▶ _Exercise task_:
Output the material beneath exactly, leaving nothing out.

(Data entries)

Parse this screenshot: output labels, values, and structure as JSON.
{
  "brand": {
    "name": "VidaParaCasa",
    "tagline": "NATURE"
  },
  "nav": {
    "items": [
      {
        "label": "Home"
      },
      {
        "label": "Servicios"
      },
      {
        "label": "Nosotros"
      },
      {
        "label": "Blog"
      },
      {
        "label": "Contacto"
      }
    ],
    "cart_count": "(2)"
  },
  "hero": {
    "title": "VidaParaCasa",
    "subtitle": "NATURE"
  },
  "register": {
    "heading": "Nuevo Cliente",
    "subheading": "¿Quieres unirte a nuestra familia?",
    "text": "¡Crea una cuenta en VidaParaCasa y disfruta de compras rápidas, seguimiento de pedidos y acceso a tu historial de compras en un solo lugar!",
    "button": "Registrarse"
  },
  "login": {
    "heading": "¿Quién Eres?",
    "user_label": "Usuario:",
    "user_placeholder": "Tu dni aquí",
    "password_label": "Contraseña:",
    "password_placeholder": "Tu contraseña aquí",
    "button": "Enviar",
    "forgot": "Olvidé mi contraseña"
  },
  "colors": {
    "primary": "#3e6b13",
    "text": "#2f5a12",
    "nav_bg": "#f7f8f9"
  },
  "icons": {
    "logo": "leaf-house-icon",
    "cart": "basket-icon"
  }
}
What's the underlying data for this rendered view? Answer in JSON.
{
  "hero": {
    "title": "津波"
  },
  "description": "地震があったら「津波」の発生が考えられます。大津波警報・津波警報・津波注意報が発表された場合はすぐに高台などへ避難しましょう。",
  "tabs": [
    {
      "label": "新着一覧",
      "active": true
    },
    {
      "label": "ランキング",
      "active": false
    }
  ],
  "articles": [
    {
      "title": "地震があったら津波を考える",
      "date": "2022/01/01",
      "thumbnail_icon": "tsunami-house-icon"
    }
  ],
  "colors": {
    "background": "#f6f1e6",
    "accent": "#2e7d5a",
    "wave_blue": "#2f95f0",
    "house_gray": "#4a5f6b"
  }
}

▶ _Answer to the task_:
Parse this screenshot: output labels, values, and structure as JSON.
{
  "brand": {
    "name": "VidaParaCasa",
    "tagline": "NATURE"
  },
  "nav": {
    "items": [
      {
        "label": "Home"
      },
      {
        "label": "Servicios"
      },
      {
        "label": "Nosotros"
      },
      {
        "label": "Blog"
      },
      {
        "label": "Contacto"
      }
    ],
    "cart_count": "(2)"
  },
  "hero": {
    "title": "VidaParaCasa",
    "subtitle": "NATURE"
  },
  "register": {
    "heading": "Nuevo Cliente",
    "subheading": "¿Quieres unirte a nuestra familia?",
    "text": "¡Crea una cuenta en VidaParaCasa y disfruta de compras rápidas, seguimiento de pedidos y acceso a tu historial de compras en un solo lugar!",
    "button": "Registrarse"
  },
  "login": {
    "heading": "¿Quién Eres?",
    "user_label": "Usuario:",
    "user_placeholder": "Tu dni aquí",
    "password_label": "Contraseña:",
    "password_placeholder": "Tu contraseña aquí",
    "button": "Enviar",
    "forgot": "Olvidé mi contraseña"
  },
  "colors": {
    "primary": "#3e6b13",
    "text": "#2f5a12",
    "nav_bg": "#f7f8f9"
  },
  "icons": {
    "logo": "leaf-house-icon",
    "cart": "basket-icon"
  }
}
What's the underlying data for this rendered view? Answer in JSON.
{
  "hero": {
    "title": "津波"
  },
  "description": "地震があったら「津波」の発生が考えられます。大津波警報・津波警報・津波注意報が発表された場合はすぐに高台などへ避難しましょう。",
  "tabs": [
    {
      "label": "新着一覧",
      "active": true
    },
    {
      "label": "ランキング",
      "active": false
    }
  ],
  "articles": [
    {
      "title": "地震があったら津波を考える",
      "date": "2022/01/01",
      "thumbnail_icon": "tsunami-house-icon"
    }
  ],
  "colors": {
    "background": "#f6f1e6",
    "accent": "#2e7d5a",
    "wave_blue": "#2f95f0",
    "house_gray": "#4a5f6b"
  }
}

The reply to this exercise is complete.